The request:
Copy each line below in which the word "学生工作处武装部" occurs.

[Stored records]

'''

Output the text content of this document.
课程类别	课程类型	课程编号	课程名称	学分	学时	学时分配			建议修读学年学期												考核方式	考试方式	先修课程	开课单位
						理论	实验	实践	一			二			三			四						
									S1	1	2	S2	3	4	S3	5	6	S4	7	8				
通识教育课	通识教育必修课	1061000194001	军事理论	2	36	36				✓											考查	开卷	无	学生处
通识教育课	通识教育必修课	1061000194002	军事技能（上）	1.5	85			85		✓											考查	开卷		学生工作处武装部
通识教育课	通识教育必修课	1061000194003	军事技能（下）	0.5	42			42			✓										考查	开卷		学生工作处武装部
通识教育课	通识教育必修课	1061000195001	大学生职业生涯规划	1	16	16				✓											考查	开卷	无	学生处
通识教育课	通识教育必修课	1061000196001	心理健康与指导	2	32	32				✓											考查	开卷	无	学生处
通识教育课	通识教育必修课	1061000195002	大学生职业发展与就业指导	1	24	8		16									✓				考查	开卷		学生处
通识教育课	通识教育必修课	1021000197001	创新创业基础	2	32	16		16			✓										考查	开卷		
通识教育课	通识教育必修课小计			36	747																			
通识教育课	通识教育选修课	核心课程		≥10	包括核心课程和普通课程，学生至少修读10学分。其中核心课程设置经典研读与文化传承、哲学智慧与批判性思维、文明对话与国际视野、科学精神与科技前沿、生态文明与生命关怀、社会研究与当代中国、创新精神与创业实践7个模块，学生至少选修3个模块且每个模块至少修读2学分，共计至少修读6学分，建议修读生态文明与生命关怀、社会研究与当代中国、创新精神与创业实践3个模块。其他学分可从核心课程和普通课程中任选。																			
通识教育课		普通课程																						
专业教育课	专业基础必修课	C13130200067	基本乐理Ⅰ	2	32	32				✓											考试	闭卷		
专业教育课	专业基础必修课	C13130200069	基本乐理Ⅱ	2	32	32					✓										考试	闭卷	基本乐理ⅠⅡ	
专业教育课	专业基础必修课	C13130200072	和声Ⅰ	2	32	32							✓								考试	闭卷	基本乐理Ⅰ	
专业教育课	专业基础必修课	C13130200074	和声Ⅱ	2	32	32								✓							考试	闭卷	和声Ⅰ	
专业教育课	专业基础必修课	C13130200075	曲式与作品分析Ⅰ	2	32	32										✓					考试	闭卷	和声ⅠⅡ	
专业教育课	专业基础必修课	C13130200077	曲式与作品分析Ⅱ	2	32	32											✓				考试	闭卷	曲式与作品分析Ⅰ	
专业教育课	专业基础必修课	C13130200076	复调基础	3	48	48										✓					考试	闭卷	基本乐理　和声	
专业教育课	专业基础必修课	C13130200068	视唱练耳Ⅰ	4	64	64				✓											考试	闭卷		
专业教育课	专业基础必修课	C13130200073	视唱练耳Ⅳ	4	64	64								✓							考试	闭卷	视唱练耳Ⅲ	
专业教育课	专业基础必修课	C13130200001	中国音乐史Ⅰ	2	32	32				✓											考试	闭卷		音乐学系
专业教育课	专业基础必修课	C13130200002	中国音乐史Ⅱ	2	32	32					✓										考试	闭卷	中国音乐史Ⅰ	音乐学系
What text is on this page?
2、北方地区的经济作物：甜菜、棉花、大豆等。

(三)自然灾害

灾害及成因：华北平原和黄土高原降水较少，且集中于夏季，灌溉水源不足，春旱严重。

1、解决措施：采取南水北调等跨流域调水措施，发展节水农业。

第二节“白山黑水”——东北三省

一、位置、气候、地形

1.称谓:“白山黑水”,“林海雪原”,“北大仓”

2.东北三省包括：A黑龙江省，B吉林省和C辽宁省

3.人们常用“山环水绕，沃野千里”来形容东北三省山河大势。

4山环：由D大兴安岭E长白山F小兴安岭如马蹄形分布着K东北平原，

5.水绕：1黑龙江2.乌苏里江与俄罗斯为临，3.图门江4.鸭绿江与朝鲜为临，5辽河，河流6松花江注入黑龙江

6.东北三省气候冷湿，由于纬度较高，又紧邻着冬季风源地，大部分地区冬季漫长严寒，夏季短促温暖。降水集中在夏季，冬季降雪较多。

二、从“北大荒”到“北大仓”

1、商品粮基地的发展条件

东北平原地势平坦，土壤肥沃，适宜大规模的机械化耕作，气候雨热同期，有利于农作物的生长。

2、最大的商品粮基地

'''

Correct answer:
通识教育课	通识教育必修课	1061000194002	军事技能（上）	1.5	85			85		✓											考查	开卷		学生工作处武装部
通识教育课	通识教育必修课	1061000194003	军事技能（下）	0.5	42			42			✓										考查	开卷		学生工作处武装部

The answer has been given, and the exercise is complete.